> [Required work] Pictures in the data below are not part of the copy; transcribe everything else exactly.
⁂
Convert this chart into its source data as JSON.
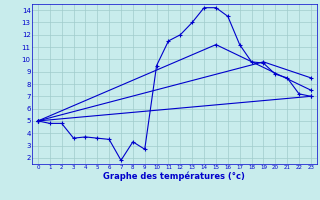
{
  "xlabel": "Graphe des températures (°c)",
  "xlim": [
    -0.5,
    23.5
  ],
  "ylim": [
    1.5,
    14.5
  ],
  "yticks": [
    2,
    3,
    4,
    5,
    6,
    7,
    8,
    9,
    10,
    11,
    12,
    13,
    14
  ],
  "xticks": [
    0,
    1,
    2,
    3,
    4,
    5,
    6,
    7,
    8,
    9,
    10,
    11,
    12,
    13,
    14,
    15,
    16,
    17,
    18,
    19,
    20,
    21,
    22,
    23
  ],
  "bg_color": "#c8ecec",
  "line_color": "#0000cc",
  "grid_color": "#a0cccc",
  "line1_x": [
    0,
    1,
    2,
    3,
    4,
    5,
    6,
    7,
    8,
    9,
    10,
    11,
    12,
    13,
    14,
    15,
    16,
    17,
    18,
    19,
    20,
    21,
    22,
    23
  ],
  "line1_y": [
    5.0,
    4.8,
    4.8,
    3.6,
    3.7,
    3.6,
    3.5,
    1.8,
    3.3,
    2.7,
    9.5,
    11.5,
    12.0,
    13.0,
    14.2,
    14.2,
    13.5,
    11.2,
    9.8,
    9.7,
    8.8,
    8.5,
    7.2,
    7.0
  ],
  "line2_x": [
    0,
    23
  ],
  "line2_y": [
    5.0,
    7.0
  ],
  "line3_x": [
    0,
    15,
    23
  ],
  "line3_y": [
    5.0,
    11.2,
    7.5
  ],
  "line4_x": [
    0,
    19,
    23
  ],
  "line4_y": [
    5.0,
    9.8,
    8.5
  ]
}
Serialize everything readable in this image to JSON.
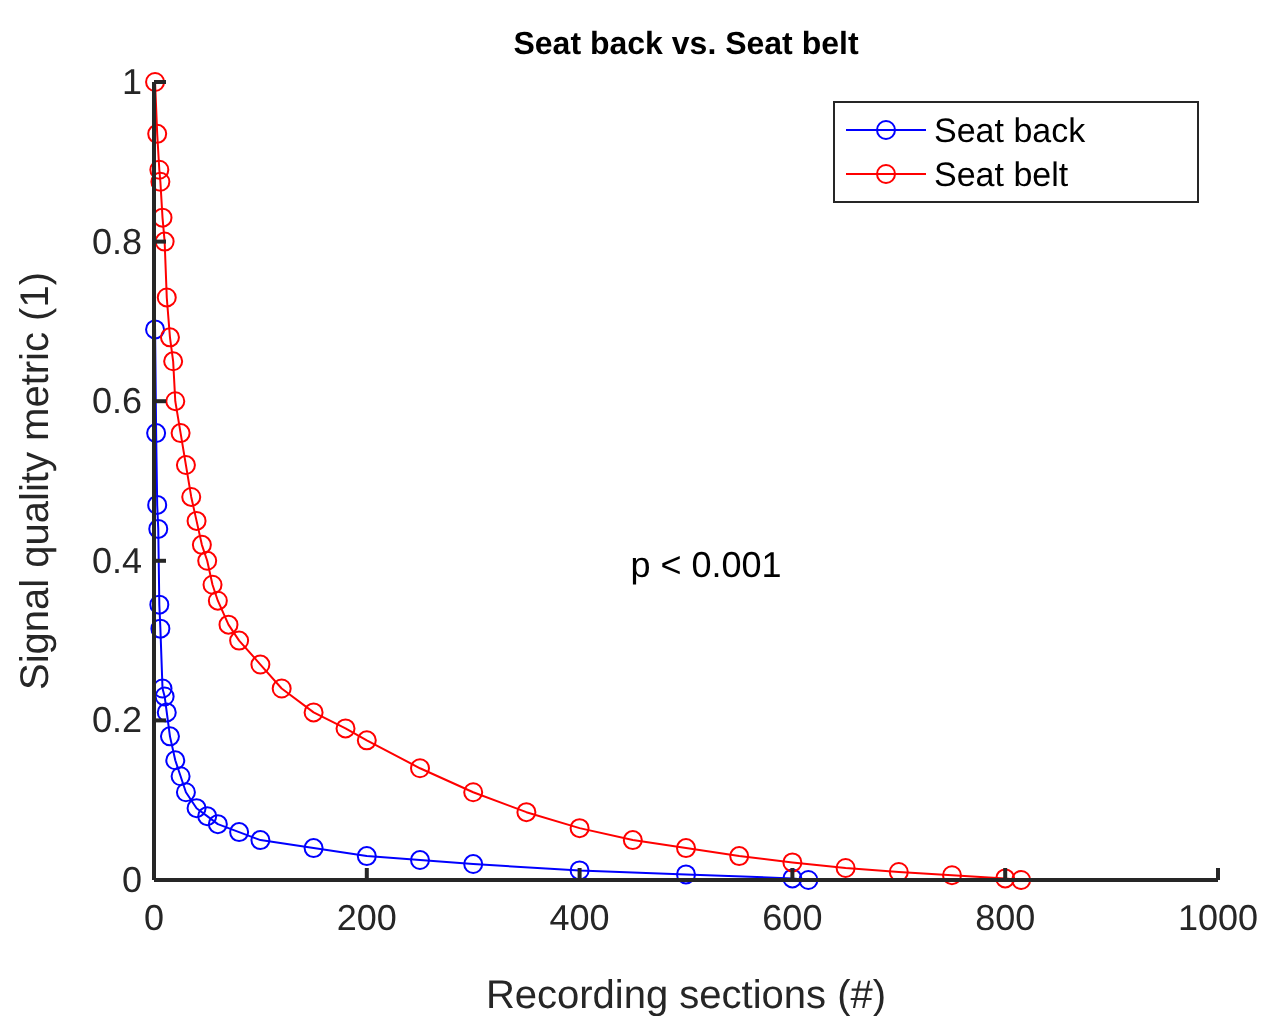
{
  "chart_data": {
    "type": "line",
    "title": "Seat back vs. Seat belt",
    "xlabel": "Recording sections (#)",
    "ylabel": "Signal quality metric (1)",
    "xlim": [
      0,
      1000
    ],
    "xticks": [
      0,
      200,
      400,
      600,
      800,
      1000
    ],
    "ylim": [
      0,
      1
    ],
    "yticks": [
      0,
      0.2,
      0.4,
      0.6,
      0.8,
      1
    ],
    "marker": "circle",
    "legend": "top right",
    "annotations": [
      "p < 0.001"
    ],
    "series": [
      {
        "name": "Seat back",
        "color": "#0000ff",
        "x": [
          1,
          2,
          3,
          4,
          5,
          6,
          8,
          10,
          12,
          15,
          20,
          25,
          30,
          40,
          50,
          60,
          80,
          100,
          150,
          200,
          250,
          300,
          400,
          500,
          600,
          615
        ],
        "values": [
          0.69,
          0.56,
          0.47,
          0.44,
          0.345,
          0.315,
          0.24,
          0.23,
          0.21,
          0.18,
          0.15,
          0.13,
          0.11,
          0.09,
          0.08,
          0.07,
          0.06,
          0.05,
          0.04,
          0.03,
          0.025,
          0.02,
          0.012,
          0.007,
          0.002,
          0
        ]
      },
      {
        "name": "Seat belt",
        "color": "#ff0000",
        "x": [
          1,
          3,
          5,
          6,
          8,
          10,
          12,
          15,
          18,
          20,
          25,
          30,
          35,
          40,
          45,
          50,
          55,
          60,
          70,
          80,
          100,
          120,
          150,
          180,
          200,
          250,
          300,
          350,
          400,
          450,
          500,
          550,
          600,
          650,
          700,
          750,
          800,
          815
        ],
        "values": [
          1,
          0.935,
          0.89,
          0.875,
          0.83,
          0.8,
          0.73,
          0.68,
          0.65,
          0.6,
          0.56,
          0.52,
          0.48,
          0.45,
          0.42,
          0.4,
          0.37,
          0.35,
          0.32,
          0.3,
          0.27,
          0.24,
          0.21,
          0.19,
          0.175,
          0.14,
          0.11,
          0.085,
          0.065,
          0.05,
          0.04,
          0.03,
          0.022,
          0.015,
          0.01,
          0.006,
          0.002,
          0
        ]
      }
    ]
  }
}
⁂
> [Full solution]
Convert this chart into its source data as JSON.
{
  "xlabel": "Graphe des températures (°c)",
  "xlim": [
    -0.5,
    23.5
  ],
  "ylim": [
    1.5,
    14.5
  ],
  "yticks": [
    2,
    3,
    4,
    5,
    6,
    7,
    8,
    9,
    10,
    11,
    12,
    13,
    14
  ],
  "xticks": [
    0,
    1,
    2,
    3,
    4,
    5,
    6,
    7,
    8,
    9,
    10,
    11,
    12,
    13,
    14,
    15,
    16,
    17,
    18,
    19,
    20,
    21,
    22,
    23
  ],
  "bg_color": "#c8ecec",
  "line_color": "#0000cc",
  "grid_color": "#a0cccc",
  "line1_x": [
    0,
    1,
    2,
    3,
    4,
    5,
    6,
    7,
    8,
    9,
    10,
    11,
    12,
    13,
    14,
    15,
    16,
    17,
    18,
    19,
    20,
    21,
    22,
    23
  ],
  "line1_y": [
    5.0,
    4.8,
    4.8,
    3.6,
    3.7,
    3.6,
    3.5,
    1.8,
    3.3,
    2.7,
    9.5,
    11.5,
    12.0,
    13.0,
    14.2,
    14.2,
    13.5,
    11.2,
    9.8,
    9.7,
    8.8,
    8.5,
    7.2,
    7.0
  ],
  "line2_x": [
    0,
    23
  ],
  "line2_y": [
    5.0,
    7.0
  ],
  "line3_x": [
    0,
    15,
    23
  ],
  "line3_y": [
    5.0,
    11.2,
    7.5
  ],
  "line4_x": [
    0,
    19,
    23
  ],
  "line4_y": [
    5.0,
    9.8,
    8.5
  ]
}
Serialize everything readable in this image to JSON.
{
  "chart_data": {
    "type": "line",
    "title": "Seat back vs. Seat belt",
    "xlabel": "Recording sections (#)",
    "ylabel": "Signal quality metric (1)",
    "xlim": [
      0,
      1000
    ],
    "xticks": [
      0,
      200,
      400,
      600,
      800,
      1000
    ],
    "ylim": [
      0,
      1
    ],
    "yticks": [
      0,
      0.2,
      0.4,
      0.6,
      0.8,
      1
    ],
    "marker": "circle",
    "legend": "top right",
    "annotations": [
      "p < 0.001"
    ],
    "series": [
      {
        "name": "Seat back",
        "color": "#0000ff",
        "x": [
          1,
          2,
          3,
          4,
          5,
          6,
          8,
          10,
          12,
          15,
          20,
          25,
          30,
          40,
          50,
          60,
          80,
          100,
          150,
          200,
          250,
          300,
          400,
          500,
          600,
          615
        ],
        "values": [
          0.69,
          0.56,
          0.47,
          0.44,
          0.345,
          0.315,
          0.24,
          0.23,
          0.21,
          0.18,
          0.15,
          0.13,
          0.11,
          0.09,
          0.08,
          0.07,
          0.06,
          0.05,
          0.04,
          0.03,
          0.025,
          0.02,
          0.012,
          0.007,
          0.002,
          0
        ]
      },
      {
        "name": "Seat belt",
        "color": "#ff0000",
        "x": [
          1,
          3,
          5,
          6,
          8,
          10,
          12,
          15,
          18,
          20,
          25,
          30,
          35,
          40,
          45,
          50,
          55,
          60,
          70,
          80,
          100,
          120,
          150,
          180,
          200,
          250,
          300,
          350,
          400,
          450,
          500,
          550,
          600,
          650,
          700,
          750,
          800,
          815
        ],
        "values": [
          1,
          0.935,
          0.89,
          0.875,
          0.83,
          0.8,
          0.73,
          0.68,
          0.65,
          0.6,
          0.56,
          0.52,
          0.48,
          0.45,
          0.42,
          0.4,
          0.37,
          0.35,
          0.32,
          0.3,
          0.27,
          0.24,
          0.21,
          0.19,
          0.175,
          0.14,
          0.11,
          0.085,
          0.065,
          0.05,
          0.04,
          0.03,
          0.022,
          0.015,
          0.01,
          0.006,
          0.002,
          0
        ]
      }
    ]
  }
}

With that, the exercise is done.